Required task:
Reproduce all of the data word for word.

Supplied data:
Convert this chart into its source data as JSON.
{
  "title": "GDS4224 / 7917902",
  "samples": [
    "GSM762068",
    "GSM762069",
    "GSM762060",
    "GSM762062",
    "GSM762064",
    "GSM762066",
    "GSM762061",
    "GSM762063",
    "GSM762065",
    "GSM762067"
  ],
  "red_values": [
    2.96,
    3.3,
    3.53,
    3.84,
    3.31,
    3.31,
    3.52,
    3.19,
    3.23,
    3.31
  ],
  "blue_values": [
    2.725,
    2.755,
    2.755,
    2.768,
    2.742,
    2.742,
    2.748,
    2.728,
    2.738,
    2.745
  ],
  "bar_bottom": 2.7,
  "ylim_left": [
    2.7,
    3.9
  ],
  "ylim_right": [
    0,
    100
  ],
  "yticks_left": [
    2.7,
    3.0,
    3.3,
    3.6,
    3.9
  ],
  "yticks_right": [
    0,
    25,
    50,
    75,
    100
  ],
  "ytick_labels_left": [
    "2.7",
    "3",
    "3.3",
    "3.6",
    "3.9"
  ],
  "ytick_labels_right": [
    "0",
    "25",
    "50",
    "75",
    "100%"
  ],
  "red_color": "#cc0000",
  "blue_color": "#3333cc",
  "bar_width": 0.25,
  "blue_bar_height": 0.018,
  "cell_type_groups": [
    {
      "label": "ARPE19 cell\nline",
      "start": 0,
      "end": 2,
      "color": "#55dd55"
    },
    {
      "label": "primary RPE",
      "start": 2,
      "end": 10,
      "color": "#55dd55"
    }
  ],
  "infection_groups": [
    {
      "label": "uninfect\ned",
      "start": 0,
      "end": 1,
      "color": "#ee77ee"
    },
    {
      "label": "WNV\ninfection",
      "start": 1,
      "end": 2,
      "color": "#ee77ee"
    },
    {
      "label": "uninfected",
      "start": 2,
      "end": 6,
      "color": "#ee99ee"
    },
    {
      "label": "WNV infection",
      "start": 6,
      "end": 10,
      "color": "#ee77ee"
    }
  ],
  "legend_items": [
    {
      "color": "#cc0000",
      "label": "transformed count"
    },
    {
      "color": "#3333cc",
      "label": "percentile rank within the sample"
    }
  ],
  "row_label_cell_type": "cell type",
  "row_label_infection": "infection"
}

Task response:
Convert this chart into its source data as JSON.
{
  "title": "GDS4224 / 7917902",
  "samples": [
    "GSM762068",
    "GSM762069",
    "GSM762060",
    "GSM762062",
    "GSM762064",
    "GSM762066",
    "GSM762061",
    "GSM762063",
    "GSM762065",
    "GSM762067"
  ],
  "red_values": [
    2.96,
    3.3,
    3.53,
    3.84,
    3.31,
    3.31,
    3.52,
    3.19,
    3.23,
    3.31
  ],
  "blue_values": [
    2.725,
    2.755,
    2.755,
    2.768,
    2.742,
    2.742,
    2.748,
    2.728,
    2.738,
    2.745
  ],
  "bar_bottom": 2.7,
  "ylim_left": [
    2.7,
    3.9
  ],
  "ylim_right": [
    0,
    100
  ],
  "yticks_left": [
    2.7,
    3.0,
    3.3,
    3.6,
    3.9
  ],
  "yticks_right": [
    0,
    25,
    50,
    75,
    100
  ],
  "ytick_labels_left": [
    "2.7",
    "3",
    "3.3",
    "3.6",
    "3.9"
  ],
  "ytick_labels_right": [
    "0",
    "25",
    "50",
    "75",
    "100%"
  ],
  "red_color": "#cc0000",
  "blue_color": "#3333cc",
  "bar_width": 0.25,
  "blue_bar_height": 0.018,
  "cell_type_groups": [
    {
      "label": "ARPE19 cell\nline",
      "start": 0,
      "end": 2,
      "color": "#55dd55"
    },
    {
      "label": "primary RPE",
      "start": 2,
      "end": 10,
      "color": "#55dd55"
    }
  ],
  "infection_groups": [
    {
      "label": "uninfect\ned",
      "start": 0,
      "end": 1,
      "color": "#ee77ee"
    },
    {
      "label": "WNV\ninfection",
      "start": 1,
      "end": 2,
      "color": "#ee77ee"
    },
    {
      "label": "uninfected",
      "start": 2,
      "end": 6,
      "color": "#ee99ee"
    },
    {
      "label": "WNV infection",
      "start": 6,
      "end": 10,
      "color": "#ee77ee"
    }
  ],
  "legend_items": [
    {
      "color": "#cc0000",
      "label": "transformed count"
    },
    {
      "color": "#3333cc",
      "label": "percentile rank within the sample"
    }
  ],
  "row_label_cell_type": "cell type",
  "row_label_infection": "infection"
}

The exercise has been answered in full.